In the text on machine-breakdown scheduling, copy everything from "The remainder of" down to "in last section.".

### Text section
**********

However, on the one hand, relying too much on the problem, the meta-heuristic algorithms or heuristic rules are only effective in specific cases,17–19 and cannot adjust adaptively when there is a deviation between disturbance prediction and reality. In addition, even minor changes require a recalculation since the schemes have weak generalization ability. On the other hand, the single-objective scheduling is usually insufficient for real-world manufacturing that often requires the simultaneous performance of dual or more objectives, which has been studied in academia.20–22
Given the above issues, a robust pro-active for dual-objective scheduling scheme is proposed, where the repair time for unexpected machine breakdown is inserted into a disjunctive graph for reinforcement learning (IRDRL) to enhance the generalization adaptability of the scheduling scheme. The primary work of this paper is as follows. (1) A new practical mathematical model for dual-objective is established, considering the reality of machine wear and breakdown. (2) An adaptive robust pro-active scheduling is proposed by inserting the repair time into a disjunctive graph for reinforcement learning. (3) An online scheduling framework is developed to form the mapping relationship between the manufacturing environment and the optimal scheduling model. (4) Comparisons between IRDRL and other methods are carried out to prove the effectiveness and improvement of the proposed approach.
The remainder of this paper is arranged as follows. A brief review of dynamical scheduling based on RL and mathematical models is given in Section “Literature review.” Section “Problem description and modeling” presents the updated mathematical model of dynamical scheduling with machine breakdown. Section “The online scheduling framework and IRDRL approach for DJSP with machine breakdown” offers the online scheduling framework and the design details of the proposed IRDRL approach. Section “Experiments analysis” shows the results of numerical experiments, which can prove the effectiveness and advancement of the proposed IRDRL approach. Finally, the conclusions and suggested future work are drawn in last section.

**********

### Dataset rows
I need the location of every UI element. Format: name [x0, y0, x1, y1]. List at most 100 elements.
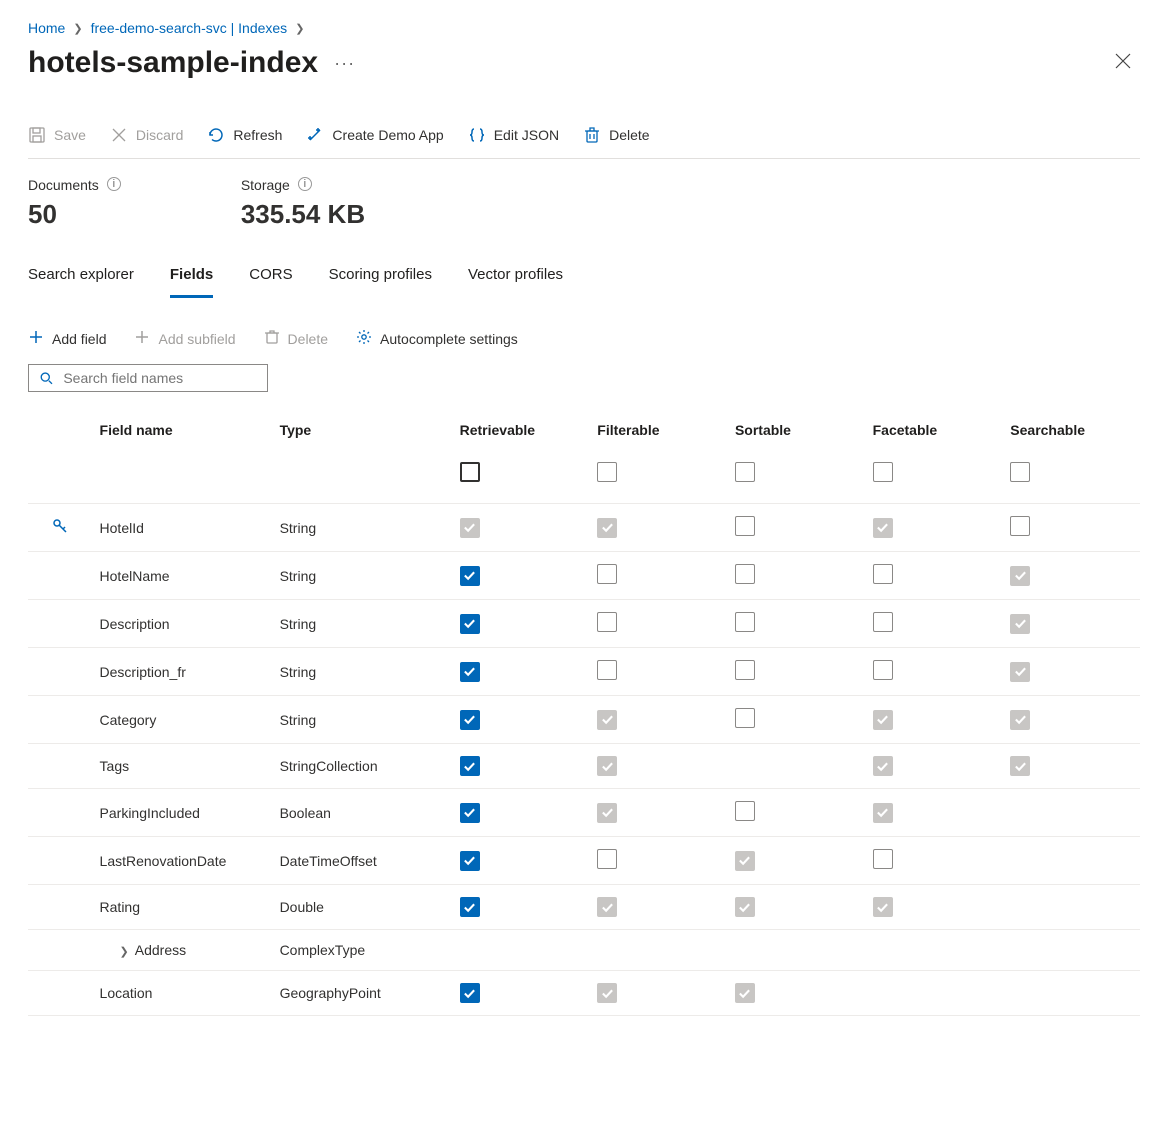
checkbox-filterable[interactable]: [597, 849, 617, 869]
field-toolbar: Add field Add subfield Delete Autocomple…: [28, 329, 1140, 348]
checkbox-sortable[interactable]: [735, 708, 755, 728]
checkbox-facetable[interactable]: [873, 803, 893, 823]
field-name: Category: [100, 712, 157, 728]
checkbox-filterable[interactable]: [597, 897, 617, 917]
tab-search-explorer[interactable]: Search explorer: [28, 260, 134, 298]
checkbox-sortable[interactable]: [735, 516, 755, 536]
edit-json-label: Edit JSON: [494, 127, 559, 143]
check-all-retrievable[interactable]: [460, 462, 480, 482]
checkbox-facetable[interactable]: [873, 564, 893, 584]
checkbox-retrievable[interactable]: [460, 614, 480, 634]
checkbox-sortable[interactable]: [735, 660, 755, 680]
key-icon: [51, 522, 69, 538]
breadcrumb-home[interactable]: Home: [28, 20, 65, 36]
checkbox-searchable[interactable]: [1010, 566, 1030, 586]
save-icon: [28, 126, 46, 144]
checkbox-searchable[interactable]: [1010, 756, 1030, 776]
chevron-right-icon: ❯: [73, 22, 82, 35]
checkbox-filterable[interactable]: [597, 983, 617, 1003]
tab-scoring-profiles[interactable]: Scoring profiles: [329, 260, 432, 298]
checkbox-searchable[interactable]: [1010, 516, 1030, 536]
checkbox-searchable[interactable]: [1010, 614, 1030, 634]
search-field-names[interactable]: [28, 364, 268, 392]
documents-value: 50: [28, 199, 121, 230]
tab-fields[interactable]: Fields: [170, 260, 213, 298]
checkbox-filterable[interactable]: [597, 803, 617, 823]
refresh-button[interactable]: Refresh: [207, 126, 282, 144]
field-type: StringCollection: [272, 744, 452, 789]
checkbox-searchable[interactable]: [1010, 710, 1030, 730]
add-field-label: Add field: [52, 331, 106, 347]
check-all-facetable[interactable]: [873, 462, 893, 482]
checkbox-facetable[interactable]: [873, 849, 893, 869]
checkbox-filterable[interactable]: [597, 518, 617, 538]
check-all-searchable[interactable]: [1010, 462, 1030, 482]
close-button[interactable]: [1106, 46, 1140, 80]
create-demo-label: Create Demo App: [332, 127, 443, 143]
checkbox-retrievable[interactable]: [460, 662, 480, 682]
documents-label: Documents: [28, 177, 99, 193]
table-row[interactable]: Description String: [28, 600, 1140, 648]
checkbox-retrievable[interactable]: [460, 710, 480, 730]
checkbox-retrievable[interactable]: [460, 518, 480, 538]
chevron-right-icon[interactable]: ❯: [120, 946, 129, 958]
col-type: Type: [272, 410, 452, 450]
checkbox-retrievable[interactable]: [460, 803, 480, 823]
plus-icon: [28, 329, 44, 348]
create-demo-app-button[interactable]: Create Demo App: [306, 126, 443, 144]
check-all-sortable[interactable]: [735, 462, 755, 482]
checkbox-sortable[interactable]: [735, 801, 755, 821]
delete-button[interactable]: Delete: [583, 126, 649, 144]
table-row[interactable]: HotelName String: [28, 552, 1140, 600]
breadcrumb: Home ❯ free-demo-search-svc | Indexes ❯: [28, 20, 1140, 36]
checkbox-searchable[interactable]: [1010, 662, 1030, 682]
checkbox-facetable[interactable]: [873, 897, 893, 917]
tab-vector-profiles[interactable]: Vector profiles: [468, 260, 563, 298]
table-row[interactable]: Location GeographyPoint: [28, 971, 1140, 1016]
checkbox-filterable[interactable]: [597, 564, 617, 584]
info-icon[interactable]: i: [298, 177, 312, 191]
table-row[interactable]: HotelId String: [28, 504, 1140, 552]
checkbox-sortable[interactable]: [735, 983, 755, 1003]
table-row[interactable]: Tags StringCollection: [28, 744, 1140, 789]
table-row[interactable]: Rating Double: [28, 885, 1140, 930]
checkbox-facetable[interactable]: [873, 710, 893, 730]
add-field-button[interactable]: Add field: [28, 329, 106, 348]
edit-json-button[interactable]: Edit JSON: [468, 126, 559, 144]
breadcrumb-service[interactable]: free-demo-search-svc | Indexes: [91, 20, 288, 36]
checkbox-sortable[interactable]: [735, 612, 755, 632]
checkbox-retrievable[interactable]: [460, 756, 480, 776]
checkbox-retrievable[interactable]: [460, 983, 480, 1003]
table-row[interactable]: Description_fr String: [28, 648, 1140, 696]
table-row[interactable]: LastRenovationDate DateTimeOffset: [28, 837, 1140, 885]
table-row[interactable]: ParkingIncluded Boolean: [28, 789, 1140, 837]
checkbox-sortable[interactable]: [735, 897, 755, 917]
checkbox-filterable[interactable]: [597, 710, 617, 730]
checkbox-sortable[interactable]: [735, 564, 755, 584]
field-name: Description: [100, 616, 170, 632]
check-all-filterable[interactable]: [597, 462, 617, 482]
checkbox-facetable[interactable]: [873, 660, 893, 680]
more-icon[interactable]: ···: [334, 53, 355, 74]
checkbox-filterable[interactable]: [597, 756, 617, 776]
field-name: HotelName: [100, 568, 170, 584]
checkbox-retrievable[interactable]: [460, 897, 480, 917]
table-row[interactable]: Category String: [28, 696, 1140, 744]
plus-icon: [134, 329, 150, 348]
refresh-icon: [207, 126, 225, 144]
tab-cors[interactable]: CORS: [249, 260, 292, 298]
search-input[interactable]: [61, 369, 257, 387]
table-row[interactable]: ❯Address ComplexType: [28, 930, 1140, 971]
checkbox-facetable[interactable]: [873, 518, 893, 538]
checkbox-filterable[interactable]: [597, 612, 617, 632]
checkbox-retrievable[interactable]: [460, 566, 480, 586]
info-icon[interactable]: i: [107, 177, 121, 191]
delete-label: Delete: [609, 127, 649, 143]
checkbox-facetable[interactable]: [873, 756, 893, 776]
checkbox-retrievable[interactable]: [460, 851, 480, 871]
checkbox-filterable[interactable]: [597, 660, 617, 680]
checkbox-sortable[interactable]: [735, 851, 755, 871]
command-bar: Save Discard Refresh Create Demo App Edi…: [28, 120, 1140, 159]
checkbox-facetable[interactable]: [873, 612, 893, 632]
autocomplete-settings-button[interactable]: Autocomplete settings: [356, 329, 518, 348]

**********

### Problem solution
The remainder of this paper is arranged as follows. A brief review of dynamical scheduling based on RL and mathematical models is given in Section “Literature review.” Section “Problem description and modeling” presents the updated mathematical model of dynamical scheduling with machine breakdown. Section “The online scheduling framework and IRDRL approach for DJSP with machine breakdown” offers the online scheduling framework and the design details of the proposed IRDRL approach. Section “Experiments analysis” shows the results of numerical experiments, which can prove the effectiveness and advancement of the proposed IRDRL approach. Finally, the conclusions and suggested future work are drawn in last section.